_Exercise prompt_
Copy every line that contains the string "Межбюджетные" from the entries below.

_Record extracts_
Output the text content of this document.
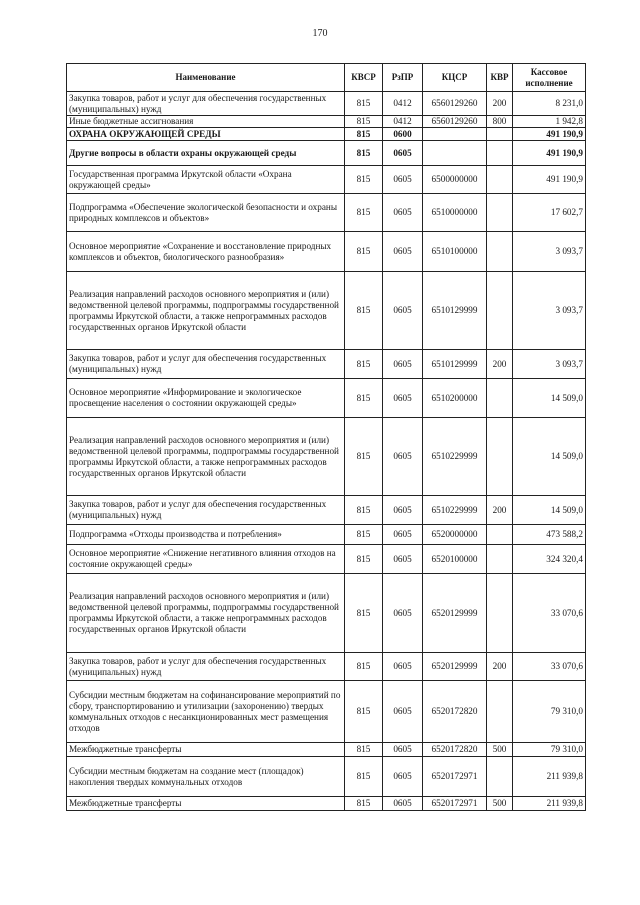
170
Наименование	КВСР	РзПР	КЦСР	КВР	Кассовое исполнение
Закупка товаров, работ и услуг для обеспечения государственных (муниципальных) нужд	815	0412	6560129260	200	8 231,0
Иные бюджетные ассигнования	815	0412	6560129260	800	1 942,8
ОХРАНА ОКРУЖАЮЩЕЙ СРЕДЫ	815	0600			491 190,9
Другие вопросы в области охраны окружающей среды	815	0605			491 190,9
Государственная программа Иркутской области «Охрана окружающей среды»	815	0605	6500000000		491 190,9
Подпрограмма «Обеспечение экологической безопасности и охраны природных комплексов и объектов»	815	0605	6510000000		17 602,7
Основное мероприятие «Сохранение и восстановление природных комплексов и объектов, биологического разнообразия»	815	0605	6510100000		3 093,7
Реализация направлений расходов основного мероприятия и (или) ведомственной целевой программы, подпрограммы государственной программы Иркутской области, а также непрограммных расходов государственных органов Иркутской области	815	0605	6510129999		3 093,7
Закупка товаров, работ и услуг для обеспечения государственных (муниципальных) нужд	815	0605	6510129999	200	3 093,7
Основное мероприятие «Информирование и экологическое просвещение населения о состоянии окружающей среды»	815	0605	6510200000		14 509,0
Реализация направлений расходов основного мероприятия и (или) ведомственной целевой программы, подпрограммы государственной программы Иркутской области, а также непрограммных расходов государственных органов Иркутской области	815	0605	6510229999		14 509,0
Закупка товаров, работ и услуг для обеспечения государственных (муниципальных) нужд	815	0605	6510229999	200	14 509,0
Подпрограмма «Отходы производства и потребления»	815	0605	6520000000		473 588,2
Основное мероприятие «Снижение негативного влияния отходов на состояние окружающей среды»	815	0605	6520100000		324 320,4
Реализация направлений расходов основного мероприятия и (или) ведомственной целевой программы, подпрограммы государственной программы Иркутской области, а также непрограммных расходов государственных органов Иркутской области	815	0605	6520129999		33 070,6
Закупка товаров, работ и услуг для обеспечения государственных (муниципальных) нужд	815	0605	6520129999	200	33 070,6
Субсидии местным бюджетам на софинансирование мероприятий по сбору, транспортированию и утилизации (захоронению) твердых коммунальных отходов с несанкционированных мест размещения отходов	815	0605	6520172820		79 310,0
Межбюджетные трансферты	815	0605	6520172820	500	79 310,0
Субсидии местным бюджетам на создание мест (площадок) накопления твердых коммунальных отходов	815	0605	6520172971		211 939,8
Межбюджетные трансферты	815	0605	6520172971	500	211 939,8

_Problem solution_
Межбюджетные трансферты	815	0605	6520172820	500	79 310,0
Межбюджетные трансферты	815	0605	6520172971	500	211 939,8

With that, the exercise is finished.